■ **DIRECTIVE**
Write out each entry, exactly the way it appears.

[Start]

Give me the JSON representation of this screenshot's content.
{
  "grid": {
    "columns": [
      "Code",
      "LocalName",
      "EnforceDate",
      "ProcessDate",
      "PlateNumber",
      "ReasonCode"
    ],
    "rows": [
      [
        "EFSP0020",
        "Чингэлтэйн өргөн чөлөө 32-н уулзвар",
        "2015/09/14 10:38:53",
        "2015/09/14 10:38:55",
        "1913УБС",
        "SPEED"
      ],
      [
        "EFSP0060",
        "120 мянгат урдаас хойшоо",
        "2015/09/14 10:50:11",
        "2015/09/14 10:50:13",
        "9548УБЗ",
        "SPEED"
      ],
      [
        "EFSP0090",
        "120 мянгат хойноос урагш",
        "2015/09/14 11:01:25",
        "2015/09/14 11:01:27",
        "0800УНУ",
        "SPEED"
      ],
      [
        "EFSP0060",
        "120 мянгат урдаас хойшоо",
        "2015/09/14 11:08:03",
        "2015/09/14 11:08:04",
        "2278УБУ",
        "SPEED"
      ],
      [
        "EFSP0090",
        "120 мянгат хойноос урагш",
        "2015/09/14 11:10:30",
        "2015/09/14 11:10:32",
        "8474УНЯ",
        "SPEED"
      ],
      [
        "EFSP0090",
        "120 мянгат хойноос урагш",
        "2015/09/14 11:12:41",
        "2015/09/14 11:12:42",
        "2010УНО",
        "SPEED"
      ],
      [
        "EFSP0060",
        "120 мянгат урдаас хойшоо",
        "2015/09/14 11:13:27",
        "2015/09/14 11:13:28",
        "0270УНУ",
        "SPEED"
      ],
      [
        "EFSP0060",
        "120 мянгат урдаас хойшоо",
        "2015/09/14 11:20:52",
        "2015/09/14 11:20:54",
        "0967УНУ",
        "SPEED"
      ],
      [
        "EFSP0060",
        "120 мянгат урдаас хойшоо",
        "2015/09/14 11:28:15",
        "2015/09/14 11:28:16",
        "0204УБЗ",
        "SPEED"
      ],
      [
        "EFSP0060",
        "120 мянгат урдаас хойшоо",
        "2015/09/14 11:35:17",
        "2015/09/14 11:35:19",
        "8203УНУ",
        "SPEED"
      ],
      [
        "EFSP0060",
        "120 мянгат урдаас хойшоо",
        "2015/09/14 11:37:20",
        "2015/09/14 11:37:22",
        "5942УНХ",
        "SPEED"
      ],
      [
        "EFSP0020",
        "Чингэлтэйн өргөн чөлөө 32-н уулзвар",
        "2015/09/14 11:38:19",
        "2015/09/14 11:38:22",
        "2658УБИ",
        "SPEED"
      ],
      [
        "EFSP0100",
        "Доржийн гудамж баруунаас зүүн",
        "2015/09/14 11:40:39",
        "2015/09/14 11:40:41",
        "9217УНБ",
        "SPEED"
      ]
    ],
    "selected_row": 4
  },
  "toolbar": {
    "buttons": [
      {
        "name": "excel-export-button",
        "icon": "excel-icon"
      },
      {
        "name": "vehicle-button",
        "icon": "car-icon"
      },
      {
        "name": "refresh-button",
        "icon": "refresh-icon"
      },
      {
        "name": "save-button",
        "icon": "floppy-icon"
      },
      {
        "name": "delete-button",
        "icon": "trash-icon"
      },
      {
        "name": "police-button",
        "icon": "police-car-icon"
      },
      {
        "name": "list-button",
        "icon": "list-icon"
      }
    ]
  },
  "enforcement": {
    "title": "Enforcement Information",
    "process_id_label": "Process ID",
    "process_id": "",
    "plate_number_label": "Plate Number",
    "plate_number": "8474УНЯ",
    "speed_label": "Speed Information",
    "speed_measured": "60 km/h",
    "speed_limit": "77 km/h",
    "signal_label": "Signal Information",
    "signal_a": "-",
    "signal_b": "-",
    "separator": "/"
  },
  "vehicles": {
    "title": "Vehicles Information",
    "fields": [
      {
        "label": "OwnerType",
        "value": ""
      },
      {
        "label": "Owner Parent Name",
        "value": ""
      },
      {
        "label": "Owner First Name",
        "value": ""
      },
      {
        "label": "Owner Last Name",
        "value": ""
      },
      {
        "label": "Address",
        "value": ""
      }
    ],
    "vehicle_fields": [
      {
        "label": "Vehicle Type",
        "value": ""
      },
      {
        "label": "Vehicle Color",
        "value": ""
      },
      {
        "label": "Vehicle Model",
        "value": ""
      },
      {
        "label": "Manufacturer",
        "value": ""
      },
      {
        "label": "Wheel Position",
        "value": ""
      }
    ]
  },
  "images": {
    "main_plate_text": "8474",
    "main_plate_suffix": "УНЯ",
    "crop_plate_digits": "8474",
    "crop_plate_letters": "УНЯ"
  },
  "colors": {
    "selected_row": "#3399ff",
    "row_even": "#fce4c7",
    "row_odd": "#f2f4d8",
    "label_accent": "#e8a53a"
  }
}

[End]

■ **TASK SOLUTION**
Give me the JSON representation of this screenshot's content.
{
  "grid": {
    "columns": [
      "Code",
      "LocalName",
      "EnforceDate",
      "ProcessDate",
      "PlateNumber",
      "ReasonCode"
    ],
    "rows": [
      [
        "EFSP0020",
        "Чингэлтэйн өргөн чөлөө 32-н уулзвар",
        "2015/09/14 10:38:53",
        "2015/09/14 10:38:55",
        "1913УБС",
        "SPEED"
      ],
      [
        "EFSP0060",
        "120 мянгат урдаас хойшоо",
        "2015/09/14 10:50:11",
        "2015/09/14 10:50:13",
        "9548УБЗ",
        "SPEED"
      ],
      [
        "EFSP0090",
        "120 мянгат хойноос урагш",
        "2015/09/14 11:01:25",
        "2015/09/14 11:01:27",
        "0800УНУ",
        "SPEED"
      ],
      [
        "EFSP0060",
        "120 мянгат урдаас хойшоо",
        "2015/09/14 11:08:03",
        "2015/09/14 11:08:04",
        "2278УБУ",
        "SPEED"
      ],
      [
        "EFSP0090",
        "120 мянгат хойноос урагш",
        "2015/09/14 11:10:30",
        "2015/09/14 11:10:32",
        "8474УНЯ",
        "SPEED"
      ],
      [
        "EFSP0090",
        "120 мянгат хойноос урагш",
        "2015/09/14 11:12:41",
        "2015/09/14 11:12:42",
        "2010УНО",
        "SPEED"
      ],
      [
        "EFSP0060",
        "120 мянгат урдаас хойшоо",
        "2015/09/14 11:13:27",
        "2015/09/14 11:13:28",
        "0270УНУ",
        "SPEED"
      ],
      [
        "EFSP0060",
        "120 мянгат урдаас хойшоо",
        "2015/09/14 11:20:52",
        "2015/09/14 11:20:54",
        "0967УНУ",
        "SPEED"
      ],
      [
        "EFSP0060",
        "120 мянгат урдаас хойшоо",
        "2015/09/14 11:28:15",
        "2015/09/14 11:28:16",
        "0204УБЗ",
        "SPEED"
      ],
      [
        "EFSP0060",
        "120 мянгат урдаас хойшоо",
        "2015/09/14 11:35:17",
        "2015/09/14 11:35:19",
        "8203УНУ",
        "SPEED"
      ],
      [
        "EFSP0060",
        "120 мянгат урдаас хойшоо",
        "2015/09/14 11:37:20",
        "2015/09/14 11:37:22",
        "5942УНХ",
        "SPEED"
      ],
      [
        "EFSP0020",
        "Чингэлтэйн өргөн чөлөө 32-н уулзвар",
        "2015/09/14 11:38:19",
        "2015/09/14 11:38:22",
        "2658УБИ",
        "SPEED"
      ],
      [
        "EFSP0100",
        "Доржийн гудамж баруунаас зүүн",
        "2015/09/14 11:40:39",
        "2015/09/14 11:40:41",
        "9217УНБ",
        "SPEED"
      ]
    ],
    "selected_row": 4
  },
  "toolbar": {
    "buttons": [
      {
        "name": "excel-export-button",
        "icon": "excel-icon"
      },
      {
        "name": "vehicle-button",
        "icon": "car-icon"
      },
      {
        "name": "refresh-button",
        "icon": "refresh-icon"
      },
      {
        "name": "save-button",
        "icon": "floppy-icon"
      },
      {
        "name": "delete-button",
        "icon": "trash-icon"
      },
      {
        "name": "police-button",
        "icon": "police-car-icon"
      },
      {
        "name": "list-button",
        "icon": "list-icon"
      }
    ]
  },
  "enforcement": {
    "title": "Enforcement Information",
    "process_id_label": "Process ID",
    "process_id": "",
    "plate_number_label": "Plate Number",
    "plate_number": "8474УНЯ",
    "speed_label": "Speed Information",
    "speed_measured": "60 km/h",
    "speed_limit": "77 km/h",
    "signal_label": "Signal Information",
    "signal_a": "-",
    "signal_b": "-",
    "separator": "/"
  },
  "vehicles": {
    "title": "Vehicles Information",
    "fields": [
      {
        "label": "OwnerType",
        "value": ""
      },
      {
        "label": "Owner Parent Name",
        "value": ""
      },
      {
        "label": "Owner First Name",
        "value": ""
      },
      {
        "label": "Owner Last Name",
        "value": ""
      },
      {
        "label": "Address",
        "value": ""
      }
    ],
    "vehicle_fields": [
      {
        "label": "Vehicle Type",
        "value": ""
      },
      {
        "label": "Vehicle Color",
        "value": ""
      },
      {
        "label": "Vehicle Model",
        "value": ""
      },
      {
        "label": "Manufacturer",
        "value": ""
      },
      {
        "label": "Wheel Position",
        "value": ""
      }
    ]
  },
  "images": {
    "main_plate_text": "8474",
    "main_plate_suffix": "УНЯ",
    "crop_plate_digits": "8474",
    "crop_plate_letters": "УНЯ"
  },
  "colors": {
    "selected_row": "#3399ff",
    "row_even": "#fce4c7",
    "row_odd": "#f2f4d8",
    "label_accent": "#e8a53a"
  }
}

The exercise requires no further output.